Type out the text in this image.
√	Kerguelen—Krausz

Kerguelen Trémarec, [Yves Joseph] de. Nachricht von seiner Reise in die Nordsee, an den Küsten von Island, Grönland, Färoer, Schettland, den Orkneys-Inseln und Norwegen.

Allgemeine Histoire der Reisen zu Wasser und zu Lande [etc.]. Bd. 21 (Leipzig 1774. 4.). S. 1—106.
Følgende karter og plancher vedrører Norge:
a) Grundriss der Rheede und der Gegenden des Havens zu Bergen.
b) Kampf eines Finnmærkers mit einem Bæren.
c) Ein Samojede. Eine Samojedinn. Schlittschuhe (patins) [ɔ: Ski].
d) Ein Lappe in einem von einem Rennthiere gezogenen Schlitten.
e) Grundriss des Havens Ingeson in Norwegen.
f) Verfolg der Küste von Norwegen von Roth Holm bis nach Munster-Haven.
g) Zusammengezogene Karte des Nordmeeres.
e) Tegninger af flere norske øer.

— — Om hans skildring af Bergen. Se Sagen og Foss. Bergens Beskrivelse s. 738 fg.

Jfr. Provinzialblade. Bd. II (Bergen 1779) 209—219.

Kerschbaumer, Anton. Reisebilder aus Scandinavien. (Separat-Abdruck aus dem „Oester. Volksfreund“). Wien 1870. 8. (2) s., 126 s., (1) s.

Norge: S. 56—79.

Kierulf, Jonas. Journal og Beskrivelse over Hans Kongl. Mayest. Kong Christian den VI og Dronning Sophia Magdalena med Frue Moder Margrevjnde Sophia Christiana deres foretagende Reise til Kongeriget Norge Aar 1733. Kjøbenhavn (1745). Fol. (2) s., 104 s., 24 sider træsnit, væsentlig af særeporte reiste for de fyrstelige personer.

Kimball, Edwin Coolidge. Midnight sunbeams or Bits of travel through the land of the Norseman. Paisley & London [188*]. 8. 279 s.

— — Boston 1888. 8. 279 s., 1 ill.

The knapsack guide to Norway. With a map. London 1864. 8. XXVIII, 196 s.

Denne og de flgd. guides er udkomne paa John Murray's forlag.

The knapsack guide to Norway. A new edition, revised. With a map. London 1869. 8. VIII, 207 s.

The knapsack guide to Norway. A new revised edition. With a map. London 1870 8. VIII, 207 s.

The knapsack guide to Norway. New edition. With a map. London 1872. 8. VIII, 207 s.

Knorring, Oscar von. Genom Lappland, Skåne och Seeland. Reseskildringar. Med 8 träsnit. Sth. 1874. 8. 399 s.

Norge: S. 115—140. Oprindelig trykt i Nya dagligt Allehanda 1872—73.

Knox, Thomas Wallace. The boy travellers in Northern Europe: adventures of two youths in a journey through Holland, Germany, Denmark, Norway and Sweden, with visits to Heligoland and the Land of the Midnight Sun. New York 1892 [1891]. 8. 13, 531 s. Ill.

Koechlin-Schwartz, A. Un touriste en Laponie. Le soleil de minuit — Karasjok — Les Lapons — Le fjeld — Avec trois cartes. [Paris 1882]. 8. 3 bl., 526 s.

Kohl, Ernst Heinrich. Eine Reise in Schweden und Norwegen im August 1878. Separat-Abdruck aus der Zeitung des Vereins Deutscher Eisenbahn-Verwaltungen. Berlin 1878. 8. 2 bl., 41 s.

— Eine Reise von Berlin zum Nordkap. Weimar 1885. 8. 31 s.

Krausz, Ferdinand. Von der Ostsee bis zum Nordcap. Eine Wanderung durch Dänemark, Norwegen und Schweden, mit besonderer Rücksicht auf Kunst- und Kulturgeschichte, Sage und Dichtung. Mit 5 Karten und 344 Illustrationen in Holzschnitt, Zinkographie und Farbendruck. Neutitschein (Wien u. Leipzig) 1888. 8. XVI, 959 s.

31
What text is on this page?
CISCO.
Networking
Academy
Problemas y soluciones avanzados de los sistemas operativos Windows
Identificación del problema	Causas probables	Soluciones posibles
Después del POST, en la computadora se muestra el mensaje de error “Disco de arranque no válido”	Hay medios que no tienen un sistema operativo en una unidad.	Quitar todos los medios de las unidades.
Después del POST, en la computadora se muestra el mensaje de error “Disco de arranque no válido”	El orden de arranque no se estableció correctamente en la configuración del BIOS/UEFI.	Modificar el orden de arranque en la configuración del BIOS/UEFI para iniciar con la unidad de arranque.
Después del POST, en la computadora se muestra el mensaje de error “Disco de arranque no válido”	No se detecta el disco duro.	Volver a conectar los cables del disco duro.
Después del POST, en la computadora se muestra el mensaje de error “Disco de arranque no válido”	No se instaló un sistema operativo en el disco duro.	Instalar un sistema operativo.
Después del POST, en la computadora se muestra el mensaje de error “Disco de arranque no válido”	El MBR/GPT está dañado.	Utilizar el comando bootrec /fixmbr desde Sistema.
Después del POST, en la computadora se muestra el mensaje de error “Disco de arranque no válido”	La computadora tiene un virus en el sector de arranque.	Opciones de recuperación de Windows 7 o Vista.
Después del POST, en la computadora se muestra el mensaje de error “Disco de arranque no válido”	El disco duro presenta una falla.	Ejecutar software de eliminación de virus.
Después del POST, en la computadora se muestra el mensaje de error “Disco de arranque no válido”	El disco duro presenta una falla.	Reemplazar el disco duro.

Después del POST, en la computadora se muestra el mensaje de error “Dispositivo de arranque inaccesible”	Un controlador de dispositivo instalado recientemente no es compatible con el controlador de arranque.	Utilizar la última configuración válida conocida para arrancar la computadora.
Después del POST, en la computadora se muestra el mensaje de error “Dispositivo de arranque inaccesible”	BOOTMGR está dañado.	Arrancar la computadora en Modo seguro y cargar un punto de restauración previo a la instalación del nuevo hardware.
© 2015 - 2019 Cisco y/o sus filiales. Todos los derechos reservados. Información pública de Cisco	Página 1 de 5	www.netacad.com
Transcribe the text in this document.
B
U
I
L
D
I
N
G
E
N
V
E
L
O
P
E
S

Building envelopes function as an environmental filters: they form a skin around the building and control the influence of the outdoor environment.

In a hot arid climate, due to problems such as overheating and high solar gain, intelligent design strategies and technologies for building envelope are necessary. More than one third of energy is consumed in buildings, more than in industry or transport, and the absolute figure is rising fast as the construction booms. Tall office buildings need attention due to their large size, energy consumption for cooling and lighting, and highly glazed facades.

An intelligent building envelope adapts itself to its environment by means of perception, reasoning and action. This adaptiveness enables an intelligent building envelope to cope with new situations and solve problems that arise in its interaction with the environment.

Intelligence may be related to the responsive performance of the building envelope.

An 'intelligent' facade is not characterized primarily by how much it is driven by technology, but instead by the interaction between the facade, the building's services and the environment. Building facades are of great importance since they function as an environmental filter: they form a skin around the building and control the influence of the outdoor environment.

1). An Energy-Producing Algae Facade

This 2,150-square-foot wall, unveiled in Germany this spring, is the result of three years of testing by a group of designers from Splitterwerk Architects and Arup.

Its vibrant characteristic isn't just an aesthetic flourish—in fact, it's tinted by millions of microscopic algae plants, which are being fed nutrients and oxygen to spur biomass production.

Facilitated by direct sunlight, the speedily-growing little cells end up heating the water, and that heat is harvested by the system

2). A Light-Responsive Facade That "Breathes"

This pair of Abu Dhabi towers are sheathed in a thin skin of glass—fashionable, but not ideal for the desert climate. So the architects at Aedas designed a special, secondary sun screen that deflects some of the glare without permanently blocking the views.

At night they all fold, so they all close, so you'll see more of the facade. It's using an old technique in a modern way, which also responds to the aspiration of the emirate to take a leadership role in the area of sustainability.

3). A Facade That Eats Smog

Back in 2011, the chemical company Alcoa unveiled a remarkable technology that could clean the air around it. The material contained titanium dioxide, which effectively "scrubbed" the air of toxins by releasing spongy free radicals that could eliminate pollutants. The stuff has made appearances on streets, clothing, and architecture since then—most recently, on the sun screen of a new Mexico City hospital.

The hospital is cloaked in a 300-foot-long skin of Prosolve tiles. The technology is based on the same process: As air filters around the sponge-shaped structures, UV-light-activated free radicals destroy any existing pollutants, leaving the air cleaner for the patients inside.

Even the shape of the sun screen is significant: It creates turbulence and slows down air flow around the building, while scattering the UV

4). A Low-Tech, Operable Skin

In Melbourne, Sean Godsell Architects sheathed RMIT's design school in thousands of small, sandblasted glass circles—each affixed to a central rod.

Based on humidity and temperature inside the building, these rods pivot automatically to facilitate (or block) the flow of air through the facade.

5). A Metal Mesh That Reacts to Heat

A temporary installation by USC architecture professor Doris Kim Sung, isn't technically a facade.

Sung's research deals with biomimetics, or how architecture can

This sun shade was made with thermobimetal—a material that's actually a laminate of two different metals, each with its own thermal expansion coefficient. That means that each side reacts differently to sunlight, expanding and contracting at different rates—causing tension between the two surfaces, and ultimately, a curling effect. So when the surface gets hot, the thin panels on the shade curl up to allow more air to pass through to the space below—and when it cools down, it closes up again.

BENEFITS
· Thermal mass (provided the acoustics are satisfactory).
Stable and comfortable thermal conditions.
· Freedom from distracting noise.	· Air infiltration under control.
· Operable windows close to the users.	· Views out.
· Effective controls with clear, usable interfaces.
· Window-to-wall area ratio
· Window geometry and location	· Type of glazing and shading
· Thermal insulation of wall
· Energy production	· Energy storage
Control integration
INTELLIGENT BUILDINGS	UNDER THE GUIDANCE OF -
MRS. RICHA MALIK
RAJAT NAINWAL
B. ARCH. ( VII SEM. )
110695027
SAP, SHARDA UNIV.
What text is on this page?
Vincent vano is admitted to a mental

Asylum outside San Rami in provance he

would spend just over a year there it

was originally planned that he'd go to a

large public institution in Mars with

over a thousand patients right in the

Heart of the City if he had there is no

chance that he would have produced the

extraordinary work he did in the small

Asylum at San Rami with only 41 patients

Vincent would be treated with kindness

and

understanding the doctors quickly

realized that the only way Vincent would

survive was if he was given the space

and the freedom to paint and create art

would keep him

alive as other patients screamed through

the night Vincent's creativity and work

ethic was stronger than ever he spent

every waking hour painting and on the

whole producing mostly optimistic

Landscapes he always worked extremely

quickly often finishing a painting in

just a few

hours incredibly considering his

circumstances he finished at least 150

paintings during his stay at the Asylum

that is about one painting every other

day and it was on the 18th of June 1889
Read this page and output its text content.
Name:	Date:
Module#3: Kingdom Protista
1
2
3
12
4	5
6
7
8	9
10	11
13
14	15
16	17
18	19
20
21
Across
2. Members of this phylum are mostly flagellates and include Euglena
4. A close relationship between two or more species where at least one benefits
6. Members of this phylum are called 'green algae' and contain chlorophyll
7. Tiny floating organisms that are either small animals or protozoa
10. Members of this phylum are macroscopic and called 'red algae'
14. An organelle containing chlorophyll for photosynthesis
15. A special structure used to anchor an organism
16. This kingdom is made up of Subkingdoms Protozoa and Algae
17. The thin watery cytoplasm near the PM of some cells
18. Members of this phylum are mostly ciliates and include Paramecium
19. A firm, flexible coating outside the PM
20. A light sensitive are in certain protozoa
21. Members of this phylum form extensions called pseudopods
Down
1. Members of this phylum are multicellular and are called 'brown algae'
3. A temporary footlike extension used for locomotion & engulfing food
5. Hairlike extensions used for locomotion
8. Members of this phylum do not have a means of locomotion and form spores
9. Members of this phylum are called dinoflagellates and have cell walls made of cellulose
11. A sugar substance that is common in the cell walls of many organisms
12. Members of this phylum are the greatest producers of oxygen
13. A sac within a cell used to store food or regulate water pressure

....

Report every line of the records that contains the word "chlorophyll".

> _Output for this exercise_
6. Members of this phylum are called 'green algae' and contain chlorophyll
14. An organelle containing chlorophyll for photosynthesis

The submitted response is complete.